===== Information shown

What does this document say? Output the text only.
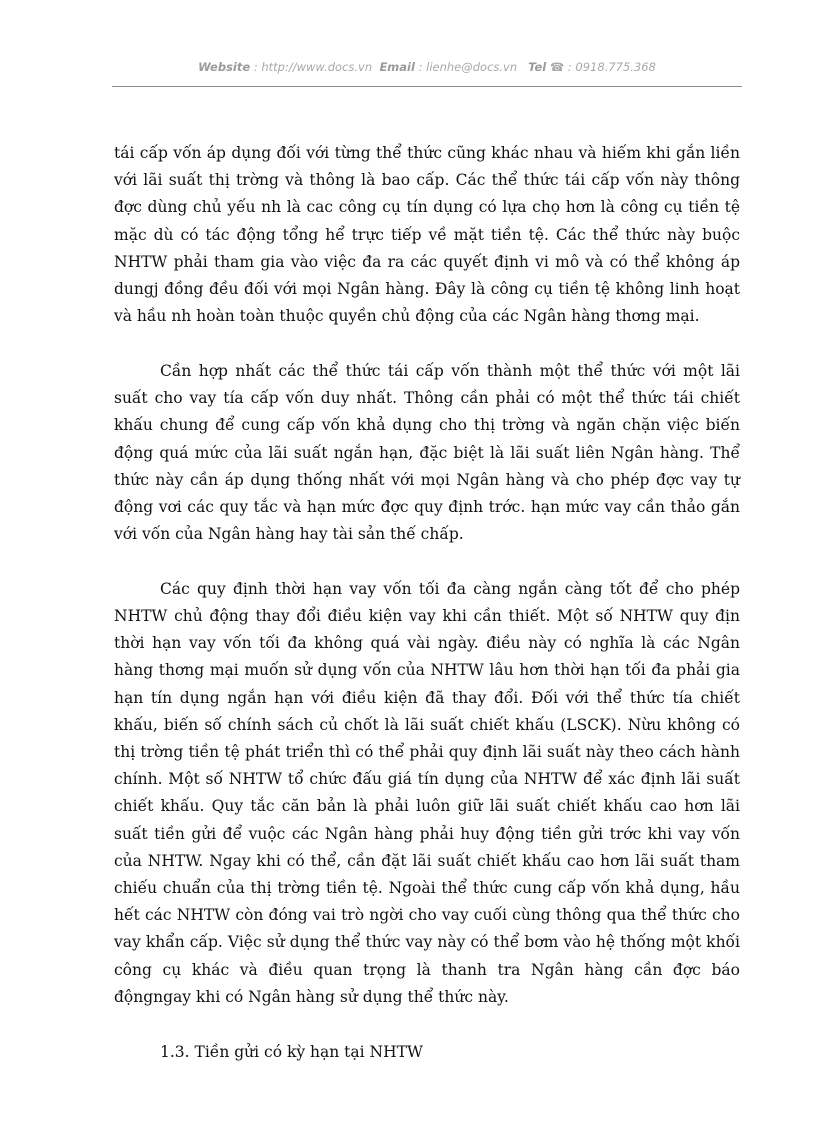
Website : http://www.docs.vn Email : lienhe@docs.vn Tel ☎ : 0918.775.368

tái cấp vốn áp dụng đối với từng thể thức cũng khác nhau và hiếm khi gắn liền với lãi suất thị trờng và thông là bao cấp. Các thể thức tái cấp vốn này thông đợc dùng chủ yếu nh là cac công cụ tín dụng có lựa chọ hơn là công cụ tiền tệ mặc dù có tác động tổng hể trực tiếp về mặt tiền tệ. Các thể thức này buộc NHTW phải tham gia vào việc đa ra các quyết định vi mô và có thể không áp dungj đồng đều đối với mọi Ngân hàng. Đây là công cụ tiền tệ không linh hoạt và hầu nh hoàn toàn thuộc quyền chủ động của các Ngân hàng thơng mại.

Cần hợp nhất các thể thức tái cấp vốn thành một thể thức với một lãi suất cho vay tía cấp vốn duy nhất. Thông cần phải có một thể thức tái chiết khấu chung để cung cấp vốn khả dụng cho thị trờng và ngăn chặn việc biến động quá mức của lãi suất ngắn hạn, đặc biệt là lãi suất liên Ngân hàng. Thể thức này cần áp dụng thống nhất với mọi Ngân hàng và cho phép đợc vay tự động vơi các quy tắc và hạn mức đợc quy định trớc. hạn mức vay cần thảo gắn với vốn của Ngân hàng hay tài sản thế chấp.

Các quy định thời hạn vay vốn tối đa càng ngắn càng tốt để cho phép NHTW chủ động thay đổi điều kiện vay khi cần thiết. Một số NHTW quy địn thời hạn vay vốn tối đa không quá vài ngày. điều này có nghĩa là các Ngân hàng thơng mại muốn sử dụng vốn của NHTW lâu hơn thời hạn tối đa phải gia hạn tín dụng ngắn hạn với điều kiện đã thay đổi. Đối với thể thức tía chiết khấu, biến số chính sách củ chốt là lãi suất chiết khấu (LSCK). Nừu không có thị trờng tiền tệ phát triển thì có thể phải quy định lãi suất này theo cách hành chính. Một số NHTW tổ chức đấu giá tín dụng của NHTW để xác định lãi suất chiết khấu. Quy tắc căn bản là phải luôn giữ lãi suất chiết khấu cao hơn lãi suất tiền gửi để vuộc các Ngân hàng phải huy động tiền gửi trớc khi vay vốn của NHTW. Ngay khi có thể, cần đặt lãi suất chiết khấu cao hơn lãi suất tham chiếu chuẩn của thị trờng tiền tệ. Ngoài thể thức cung cấp vốn khả dụng, hầu hết các NHTW còn đóng vai trò ngời cho vay cuối cùng thông qua thể thức cho vay khẩn cấp. Việc sử dụng thể thức vay này có thể bơm vào hệ thống một khối công cụ khác và điều quan trọng là thanh tra Ngân hàng cần đợc báo độngngay khi có Ngân hàng sử dụng thể thức này.

1.3. Tiền gửi có kỳ hạn tại NHTW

==========

[Exercise] Find the word "chiết" in the entries above and gather every line that holds it.

[In response]
Cần hợp nhất các thể thức tái cấp vốn thành một thể thức với một lãi suất cho vay tía cấp vốn duy nhất. Thông cần phải có một thể thức tái chiết khấu chung để cung cấp vốn khả dụng cho thị trờng và ngăn chặn việc biến động quá mức của lãi suất ngắn hạn, đặc biệt là lãi suất liên Ngân hàng. Thể thức này cần áp dụng thống nhất với mọi Ngân hàng và cho phép đợc vay tự động vơi các quy tắc và hạn mức đợc quy định trớc. hạn mức vay cần thảo gắn với vốn của Ngân hàng hay tài sản thế chấp.
Các quy định thời hạn vay vốn tối đa càng ngắn càng tốt để cho phép NHTW chủ động thay đổi điều kiện vay khi cần thiết. Một số NHTW quy địn thời hạn vay vốn tối đa không quá vài ngày. điều này có nghĩa là các Ngân hàng thơng mại muốn sử dụng vốn của NHTW lâu hơn thời hạn tối đa phải gia hạn tín dụng ngắn hạn với điều kiện đã thay đổi. Đối với thể thức tía chiết khấu, biến số chính sách củ chốt là lãi suất chiết khấu (LSCK). Nừu không có thị trờng tiền tệ phát triển thì có thể phải quy định lãi suất này theo cách hành chính. Một số NHTW tổ chức đấu giá tín dụng của NHTW để xác định lãi suất chiết khấu. Quy tắc căn bản là phải luôn giữ lãi suất chiết khấu cao hơn lãi suất tiền gửi để vuộc các Ngân hàng phải huy động tiền gửi trớc khi vay vốn của NHTW. Ngay khi có thể, cần đặt lãi suất chiết khấu cao hơn lãi suất tham chiếu chuẩn của thị trờng tiền tệ. Ngoài thể thức cung cấp vốn khả dụng, hầu hết các NHTW còn đóng vai trò ngời cho vay cuối cùng thông qua thể thức cho vay khẩn cấp. Việc sử dụng thể thức vay này có thể bơm vào hệ thống một khối công cụ khác và điều quan trọng là thanh tra Ngân hàng cần đợc báo độngngay khi có Ngân hàng sử dụng thể thức này.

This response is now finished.